## [TASK GOAL]
Find the number of lines below in which the word "type" appears, and write that number only.

## Begin SUPPLIED ENTRIES

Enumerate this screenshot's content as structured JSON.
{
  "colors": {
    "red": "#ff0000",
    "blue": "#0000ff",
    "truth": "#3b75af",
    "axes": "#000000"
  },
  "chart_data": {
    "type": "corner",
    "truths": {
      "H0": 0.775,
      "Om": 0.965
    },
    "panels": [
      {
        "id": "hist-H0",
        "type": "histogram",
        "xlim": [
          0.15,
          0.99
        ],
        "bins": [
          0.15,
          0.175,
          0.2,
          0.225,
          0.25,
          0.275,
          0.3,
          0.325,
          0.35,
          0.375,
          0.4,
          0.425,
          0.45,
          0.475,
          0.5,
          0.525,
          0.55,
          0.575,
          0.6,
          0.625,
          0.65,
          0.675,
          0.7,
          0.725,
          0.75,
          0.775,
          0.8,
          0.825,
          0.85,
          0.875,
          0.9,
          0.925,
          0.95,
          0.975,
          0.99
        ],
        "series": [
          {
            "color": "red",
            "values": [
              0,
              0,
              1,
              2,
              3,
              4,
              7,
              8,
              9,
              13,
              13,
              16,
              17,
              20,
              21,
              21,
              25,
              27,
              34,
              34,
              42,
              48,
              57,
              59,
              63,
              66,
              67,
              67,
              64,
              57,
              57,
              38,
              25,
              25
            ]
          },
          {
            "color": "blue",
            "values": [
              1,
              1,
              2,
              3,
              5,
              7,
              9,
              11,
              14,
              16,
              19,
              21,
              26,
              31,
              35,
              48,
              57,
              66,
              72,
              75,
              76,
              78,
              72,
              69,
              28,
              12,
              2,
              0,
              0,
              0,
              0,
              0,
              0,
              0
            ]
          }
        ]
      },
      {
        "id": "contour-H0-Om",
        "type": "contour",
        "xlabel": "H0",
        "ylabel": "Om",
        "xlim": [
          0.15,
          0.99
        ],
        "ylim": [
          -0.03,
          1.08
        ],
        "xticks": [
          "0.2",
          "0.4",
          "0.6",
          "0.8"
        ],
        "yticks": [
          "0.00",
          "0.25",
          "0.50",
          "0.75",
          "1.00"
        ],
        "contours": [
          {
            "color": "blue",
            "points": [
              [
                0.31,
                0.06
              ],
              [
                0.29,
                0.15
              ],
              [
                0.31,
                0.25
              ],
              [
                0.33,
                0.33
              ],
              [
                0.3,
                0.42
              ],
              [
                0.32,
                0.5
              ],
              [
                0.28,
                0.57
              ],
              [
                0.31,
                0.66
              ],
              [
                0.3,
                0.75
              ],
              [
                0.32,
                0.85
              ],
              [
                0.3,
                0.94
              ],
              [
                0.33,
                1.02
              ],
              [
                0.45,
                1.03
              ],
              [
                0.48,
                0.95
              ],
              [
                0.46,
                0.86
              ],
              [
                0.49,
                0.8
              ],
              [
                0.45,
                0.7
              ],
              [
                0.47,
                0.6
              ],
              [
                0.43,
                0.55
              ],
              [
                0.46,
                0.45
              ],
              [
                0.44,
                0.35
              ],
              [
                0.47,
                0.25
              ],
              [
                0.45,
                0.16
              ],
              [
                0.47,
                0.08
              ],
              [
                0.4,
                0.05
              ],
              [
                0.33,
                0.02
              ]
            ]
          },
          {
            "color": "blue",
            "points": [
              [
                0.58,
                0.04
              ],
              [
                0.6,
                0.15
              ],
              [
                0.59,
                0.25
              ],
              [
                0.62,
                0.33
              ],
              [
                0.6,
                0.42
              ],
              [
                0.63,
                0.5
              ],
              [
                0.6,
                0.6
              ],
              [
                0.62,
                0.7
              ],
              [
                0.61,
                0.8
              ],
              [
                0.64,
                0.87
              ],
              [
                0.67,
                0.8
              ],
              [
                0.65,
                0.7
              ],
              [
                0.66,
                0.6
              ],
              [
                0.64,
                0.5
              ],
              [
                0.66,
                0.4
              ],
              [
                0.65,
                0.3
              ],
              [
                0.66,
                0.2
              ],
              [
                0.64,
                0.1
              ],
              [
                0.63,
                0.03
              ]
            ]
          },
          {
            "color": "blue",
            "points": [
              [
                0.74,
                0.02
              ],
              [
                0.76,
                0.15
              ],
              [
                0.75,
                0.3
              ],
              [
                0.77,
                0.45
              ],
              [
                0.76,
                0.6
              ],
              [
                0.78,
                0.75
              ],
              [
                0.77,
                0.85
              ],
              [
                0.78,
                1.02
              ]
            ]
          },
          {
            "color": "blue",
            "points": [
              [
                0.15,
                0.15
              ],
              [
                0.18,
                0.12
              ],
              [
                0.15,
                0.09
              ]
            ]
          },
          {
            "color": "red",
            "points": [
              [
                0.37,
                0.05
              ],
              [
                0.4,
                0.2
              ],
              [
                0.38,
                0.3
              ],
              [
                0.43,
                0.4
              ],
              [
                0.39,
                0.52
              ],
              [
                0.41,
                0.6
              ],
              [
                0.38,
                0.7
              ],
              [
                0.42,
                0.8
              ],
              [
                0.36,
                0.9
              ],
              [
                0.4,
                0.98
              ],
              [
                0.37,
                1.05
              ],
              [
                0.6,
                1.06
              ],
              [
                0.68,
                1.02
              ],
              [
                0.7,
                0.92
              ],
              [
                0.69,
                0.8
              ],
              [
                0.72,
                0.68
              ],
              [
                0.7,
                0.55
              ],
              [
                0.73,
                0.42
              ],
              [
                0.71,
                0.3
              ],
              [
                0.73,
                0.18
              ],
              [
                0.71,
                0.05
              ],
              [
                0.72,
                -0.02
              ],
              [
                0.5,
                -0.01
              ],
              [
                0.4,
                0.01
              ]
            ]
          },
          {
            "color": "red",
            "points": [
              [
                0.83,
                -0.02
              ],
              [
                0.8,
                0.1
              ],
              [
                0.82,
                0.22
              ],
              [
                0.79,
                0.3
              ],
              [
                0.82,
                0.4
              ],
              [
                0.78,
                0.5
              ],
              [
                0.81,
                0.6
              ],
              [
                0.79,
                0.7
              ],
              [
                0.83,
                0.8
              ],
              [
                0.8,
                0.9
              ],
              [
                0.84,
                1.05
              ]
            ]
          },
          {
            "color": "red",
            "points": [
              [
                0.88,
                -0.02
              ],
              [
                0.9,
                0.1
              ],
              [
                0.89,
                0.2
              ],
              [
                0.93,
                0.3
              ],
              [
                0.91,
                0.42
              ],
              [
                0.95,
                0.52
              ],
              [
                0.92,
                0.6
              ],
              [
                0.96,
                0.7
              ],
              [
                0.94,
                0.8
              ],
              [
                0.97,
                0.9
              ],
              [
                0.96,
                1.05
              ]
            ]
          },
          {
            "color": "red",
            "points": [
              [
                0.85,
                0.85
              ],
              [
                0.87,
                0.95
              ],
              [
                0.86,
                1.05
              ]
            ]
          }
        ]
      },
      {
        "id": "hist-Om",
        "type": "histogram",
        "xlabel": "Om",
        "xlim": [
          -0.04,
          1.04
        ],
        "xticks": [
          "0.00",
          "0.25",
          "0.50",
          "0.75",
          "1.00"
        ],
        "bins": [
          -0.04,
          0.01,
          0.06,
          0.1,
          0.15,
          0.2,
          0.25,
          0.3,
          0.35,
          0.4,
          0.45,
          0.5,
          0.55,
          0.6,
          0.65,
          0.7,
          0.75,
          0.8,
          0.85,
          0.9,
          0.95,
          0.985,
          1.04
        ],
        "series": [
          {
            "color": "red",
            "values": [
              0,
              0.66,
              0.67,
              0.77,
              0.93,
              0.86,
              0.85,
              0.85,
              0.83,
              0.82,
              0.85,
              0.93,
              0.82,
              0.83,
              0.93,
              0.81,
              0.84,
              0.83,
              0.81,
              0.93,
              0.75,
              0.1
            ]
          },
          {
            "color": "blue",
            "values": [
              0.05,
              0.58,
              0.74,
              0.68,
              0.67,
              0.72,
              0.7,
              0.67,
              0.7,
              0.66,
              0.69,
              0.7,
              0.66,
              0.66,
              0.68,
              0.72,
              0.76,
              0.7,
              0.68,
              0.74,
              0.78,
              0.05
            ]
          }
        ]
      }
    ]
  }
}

## End SUPPLIED ENTRIES

## [ANSWER TO THE EXERCISE]
4